Copy out all lines in the data below containing the string "Aleksandra".

--- Material ---

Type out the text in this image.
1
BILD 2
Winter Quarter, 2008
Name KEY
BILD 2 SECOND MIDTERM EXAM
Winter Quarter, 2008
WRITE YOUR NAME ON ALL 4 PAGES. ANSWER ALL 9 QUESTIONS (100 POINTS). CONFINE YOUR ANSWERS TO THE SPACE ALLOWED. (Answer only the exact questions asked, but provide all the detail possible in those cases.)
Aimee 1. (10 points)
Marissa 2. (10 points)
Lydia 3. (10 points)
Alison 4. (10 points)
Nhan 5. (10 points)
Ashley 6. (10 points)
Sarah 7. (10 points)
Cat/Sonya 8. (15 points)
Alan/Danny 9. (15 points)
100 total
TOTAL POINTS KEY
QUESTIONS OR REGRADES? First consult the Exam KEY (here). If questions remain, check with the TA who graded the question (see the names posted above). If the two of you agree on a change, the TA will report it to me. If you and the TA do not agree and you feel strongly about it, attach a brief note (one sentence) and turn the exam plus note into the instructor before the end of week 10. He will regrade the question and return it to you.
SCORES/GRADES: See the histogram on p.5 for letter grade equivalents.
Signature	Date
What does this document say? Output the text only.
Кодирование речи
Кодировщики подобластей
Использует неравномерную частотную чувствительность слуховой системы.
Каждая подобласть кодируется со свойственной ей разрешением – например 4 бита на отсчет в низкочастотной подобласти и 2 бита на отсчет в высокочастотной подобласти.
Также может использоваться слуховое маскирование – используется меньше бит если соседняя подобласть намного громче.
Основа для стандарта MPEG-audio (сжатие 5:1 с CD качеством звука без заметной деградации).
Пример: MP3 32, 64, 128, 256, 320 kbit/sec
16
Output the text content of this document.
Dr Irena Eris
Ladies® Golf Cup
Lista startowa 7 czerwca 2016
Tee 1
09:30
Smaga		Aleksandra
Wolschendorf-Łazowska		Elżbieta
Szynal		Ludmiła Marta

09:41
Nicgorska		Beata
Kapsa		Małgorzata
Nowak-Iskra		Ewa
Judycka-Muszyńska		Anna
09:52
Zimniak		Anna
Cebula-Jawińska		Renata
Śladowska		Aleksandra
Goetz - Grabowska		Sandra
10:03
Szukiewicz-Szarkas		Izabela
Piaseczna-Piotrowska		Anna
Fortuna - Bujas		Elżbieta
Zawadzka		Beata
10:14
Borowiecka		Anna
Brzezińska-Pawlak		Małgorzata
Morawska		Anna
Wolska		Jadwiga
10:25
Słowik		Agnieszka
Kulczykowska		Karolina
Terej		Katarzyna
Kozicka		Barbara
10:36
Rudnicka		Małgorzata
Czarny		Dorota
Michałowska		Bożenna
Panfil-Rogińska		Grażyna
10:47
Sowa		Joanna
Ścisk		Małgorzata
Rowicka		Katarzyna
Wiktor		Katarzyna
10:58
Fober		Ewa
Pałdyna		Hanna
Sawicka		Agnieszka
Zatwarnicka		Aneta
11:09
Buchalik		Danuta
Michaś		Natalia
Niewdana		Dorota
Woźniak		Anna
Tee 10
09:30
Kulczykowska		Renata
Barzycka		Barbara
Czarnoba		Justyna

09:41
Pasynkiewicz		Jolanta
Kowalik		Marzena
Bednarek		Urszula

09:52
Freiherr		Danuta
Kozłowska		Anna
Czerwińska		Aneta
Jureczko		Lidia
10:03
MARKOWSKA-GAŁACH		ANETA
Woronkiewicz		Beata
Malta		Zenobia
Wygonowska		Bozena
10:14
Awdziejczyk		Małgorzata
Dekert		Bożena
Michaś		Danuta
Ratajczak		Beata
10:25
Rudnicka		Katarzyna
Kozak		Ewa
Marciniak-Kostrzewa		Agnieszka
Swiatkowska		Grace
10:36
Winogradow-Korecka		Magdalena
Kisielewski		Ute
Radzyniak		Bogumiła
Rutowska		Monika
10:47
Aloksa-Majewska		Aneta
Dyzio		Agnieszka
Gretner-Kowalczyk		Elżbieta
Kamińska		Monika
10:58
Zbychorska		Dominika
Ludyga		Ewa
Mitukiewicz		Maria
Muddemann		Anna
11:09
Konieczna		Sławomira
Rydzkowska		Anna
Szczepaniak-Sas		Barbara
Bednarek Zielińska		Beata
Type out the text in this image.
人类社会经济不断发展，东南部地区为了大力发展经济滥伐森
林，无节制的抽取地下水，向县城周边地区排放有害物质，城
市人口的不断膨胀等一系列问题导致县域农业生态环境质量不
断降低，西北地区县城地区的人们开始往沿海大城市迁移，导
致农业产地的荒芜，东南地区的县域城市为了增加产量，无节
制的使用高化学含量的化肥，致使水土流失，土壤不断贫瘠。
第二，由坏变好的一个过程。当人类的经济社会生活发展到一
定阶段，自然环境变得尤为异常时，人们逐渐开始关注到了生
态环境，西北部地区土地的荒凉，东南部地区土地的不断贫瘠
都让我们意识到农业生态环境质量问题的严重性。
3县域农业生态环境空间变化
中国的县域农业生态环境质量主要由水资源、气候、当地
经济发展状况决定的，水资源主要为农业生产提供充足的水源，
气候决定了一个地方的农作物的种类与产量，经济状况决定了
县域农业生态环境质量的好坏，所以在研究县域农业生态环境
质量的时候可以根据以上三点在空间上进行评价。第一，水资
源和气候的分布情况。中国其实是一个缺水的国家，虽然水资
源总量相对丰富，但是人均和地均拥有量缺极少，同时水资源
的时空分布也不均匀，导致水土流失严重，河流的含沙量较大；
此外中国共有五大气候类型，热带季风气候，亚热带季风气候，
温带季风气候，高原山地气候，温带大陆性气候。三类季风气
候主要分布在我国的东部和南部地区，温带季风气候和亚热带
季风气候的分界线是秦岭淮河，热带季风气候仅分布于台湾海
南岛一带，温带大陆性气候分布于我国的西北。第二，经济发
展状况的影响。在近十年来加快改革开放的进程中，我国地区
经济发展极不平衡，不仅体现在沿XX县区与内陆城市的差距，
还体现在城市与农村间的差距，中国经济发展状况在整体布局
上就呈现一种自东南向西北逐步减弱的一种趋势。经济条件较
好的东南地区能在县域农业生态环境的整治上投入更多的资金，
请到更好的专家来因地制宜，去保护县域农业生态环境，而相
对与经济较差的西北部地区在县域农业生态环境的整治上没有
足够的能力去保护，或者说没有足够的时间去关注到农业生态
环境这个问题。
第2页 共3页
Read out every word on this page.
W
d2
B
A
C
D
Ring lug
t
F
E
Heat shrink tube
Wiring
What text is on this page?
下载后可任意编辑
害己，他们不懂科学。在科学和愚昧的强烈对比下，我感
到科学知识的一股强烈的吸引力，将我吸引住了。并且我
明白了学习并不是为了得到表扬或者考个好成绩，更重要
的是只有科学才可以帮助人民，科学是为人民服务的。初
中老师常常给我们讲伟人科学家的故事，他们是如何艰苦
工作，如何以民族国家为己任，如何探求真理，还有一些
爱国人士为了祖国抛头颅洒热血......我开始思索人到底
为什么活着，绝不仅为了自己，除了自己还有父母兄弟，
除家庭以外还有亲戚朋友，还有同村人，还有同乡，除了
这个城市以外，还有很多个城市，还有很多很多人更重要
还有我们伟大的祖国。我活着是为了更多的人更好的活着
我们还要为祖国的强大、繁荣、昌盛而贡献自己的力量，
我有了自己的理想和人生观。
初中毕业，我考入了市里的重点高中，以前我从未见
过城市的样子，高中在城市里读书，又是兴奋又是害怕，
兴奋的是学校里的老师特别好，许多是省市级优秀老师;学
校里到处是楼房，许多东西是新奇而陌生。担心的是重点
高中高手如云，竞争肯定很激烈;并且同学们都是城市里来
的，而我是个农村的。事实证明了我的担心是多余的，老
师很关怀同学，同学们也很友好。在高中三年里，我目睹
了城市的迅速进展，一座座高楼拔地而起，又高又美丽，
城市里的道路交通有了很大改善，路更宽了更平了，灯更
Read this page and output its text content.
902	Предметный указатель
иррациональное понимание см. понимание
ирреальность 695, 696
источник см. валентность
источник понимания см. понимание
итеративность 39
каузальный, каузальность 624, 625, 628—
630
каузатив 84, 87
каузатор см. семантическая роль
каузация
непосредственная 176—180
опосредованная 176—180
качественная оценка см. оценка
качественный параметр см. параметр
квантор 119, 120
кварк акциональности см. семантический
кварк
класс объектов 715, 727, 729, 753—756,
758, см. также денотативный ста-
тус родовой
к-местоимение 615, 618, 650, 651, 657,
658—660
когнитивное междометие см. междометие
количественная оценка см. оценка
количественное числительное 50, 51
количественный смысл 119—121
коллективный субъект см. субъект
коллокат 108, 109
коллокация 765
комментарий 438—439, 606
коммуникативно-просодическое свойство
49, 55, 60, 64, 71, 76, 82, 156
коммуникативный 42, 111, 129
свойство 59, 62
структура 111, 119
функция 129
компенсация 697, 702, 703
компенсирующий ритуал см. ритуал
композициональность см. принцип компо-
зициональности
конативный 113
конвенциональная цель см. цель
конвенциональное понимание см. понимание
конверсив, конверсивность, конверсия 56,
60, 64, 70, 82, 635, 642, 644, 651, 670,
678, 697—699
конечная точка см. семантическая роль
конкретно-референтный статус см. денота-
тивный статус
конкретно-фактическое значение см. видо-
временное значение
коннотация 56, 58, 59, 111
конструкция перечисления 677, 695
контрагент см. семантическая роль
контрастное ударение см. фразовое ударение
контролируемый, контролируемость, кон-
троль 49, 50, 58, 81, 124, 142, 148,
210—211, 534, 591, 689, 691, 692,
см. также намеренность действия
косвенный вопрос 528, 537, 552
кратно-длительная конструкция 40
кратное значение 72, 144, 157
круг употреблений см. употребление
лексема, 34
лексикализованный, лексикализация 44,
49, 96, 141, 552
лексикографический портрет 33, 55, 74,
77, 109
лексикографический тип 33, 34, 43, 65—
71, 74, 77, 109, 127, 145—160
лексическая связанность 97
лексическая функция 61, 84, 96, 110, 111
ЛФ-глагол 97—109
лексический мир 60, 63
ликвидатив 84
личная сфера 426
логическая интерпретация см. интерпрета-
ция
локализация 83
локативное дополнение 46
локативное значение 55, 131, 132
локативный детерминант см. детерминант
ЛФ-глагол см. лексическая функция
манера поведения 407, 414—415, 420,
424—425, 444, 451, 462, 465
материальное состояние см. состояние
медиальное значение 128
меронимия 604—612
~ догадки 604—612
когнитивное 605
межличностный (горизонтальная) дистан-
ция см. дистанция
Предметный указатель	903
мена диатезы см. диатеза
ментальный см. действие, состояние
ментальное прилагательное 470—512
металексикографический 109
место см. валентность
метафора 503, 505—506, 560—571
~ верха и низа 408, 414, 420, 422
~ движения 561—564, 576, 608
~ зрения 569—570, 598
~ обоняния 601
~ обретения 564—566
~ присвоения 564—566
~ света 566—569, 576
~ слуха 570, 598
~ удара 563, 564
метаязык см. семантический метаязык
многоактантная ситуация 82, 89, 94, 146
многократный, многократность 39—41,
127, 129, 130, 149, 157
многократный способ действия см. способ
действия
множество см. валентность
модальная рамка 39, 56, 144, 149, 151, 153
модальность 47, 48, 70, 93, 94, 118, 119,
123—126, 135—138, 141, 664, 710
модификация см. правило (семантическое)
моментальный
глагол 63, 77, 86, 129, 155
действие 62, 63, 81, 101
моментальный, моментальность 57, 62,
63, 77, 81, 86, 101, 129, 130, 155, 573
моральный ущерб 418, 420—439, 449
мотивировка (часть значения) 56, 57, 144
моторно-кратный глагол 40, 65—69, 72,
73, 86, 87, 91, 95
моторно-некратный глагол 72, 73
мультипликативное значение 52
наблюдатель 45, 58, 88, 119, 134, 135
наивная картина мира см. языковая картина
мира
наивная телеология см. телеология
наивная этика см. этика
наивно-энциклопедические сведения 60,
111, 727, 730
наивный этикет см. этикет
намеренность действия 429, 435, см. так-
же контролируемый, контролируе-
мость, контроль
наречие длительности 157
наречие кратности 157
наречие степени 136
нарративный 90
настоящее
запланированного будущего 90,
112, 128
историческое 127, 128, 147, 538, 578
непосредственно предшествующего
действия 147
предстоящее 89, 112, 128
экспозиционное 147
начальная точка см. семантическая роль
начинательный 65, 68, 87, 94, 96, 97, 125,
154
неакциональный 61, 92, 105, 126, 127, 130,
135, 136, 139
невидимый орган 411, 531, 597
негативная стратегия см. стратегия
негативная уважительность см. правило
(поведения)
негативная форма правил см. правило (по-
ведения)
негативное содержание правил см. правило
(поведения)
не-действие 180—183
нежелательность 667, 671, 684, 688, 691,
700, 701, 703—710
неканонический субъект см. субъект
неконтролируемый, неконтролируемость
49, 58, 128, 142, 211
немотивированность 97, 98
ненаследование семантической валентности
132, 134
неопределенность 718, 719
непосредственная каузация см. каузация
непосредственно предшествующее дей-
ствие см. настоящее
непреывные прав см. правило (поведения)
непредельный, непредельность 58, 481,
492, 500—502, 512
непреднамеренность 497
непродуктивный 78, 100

---

• Task result:
Smaga		Aleksandra
Śladowska		Aleksandra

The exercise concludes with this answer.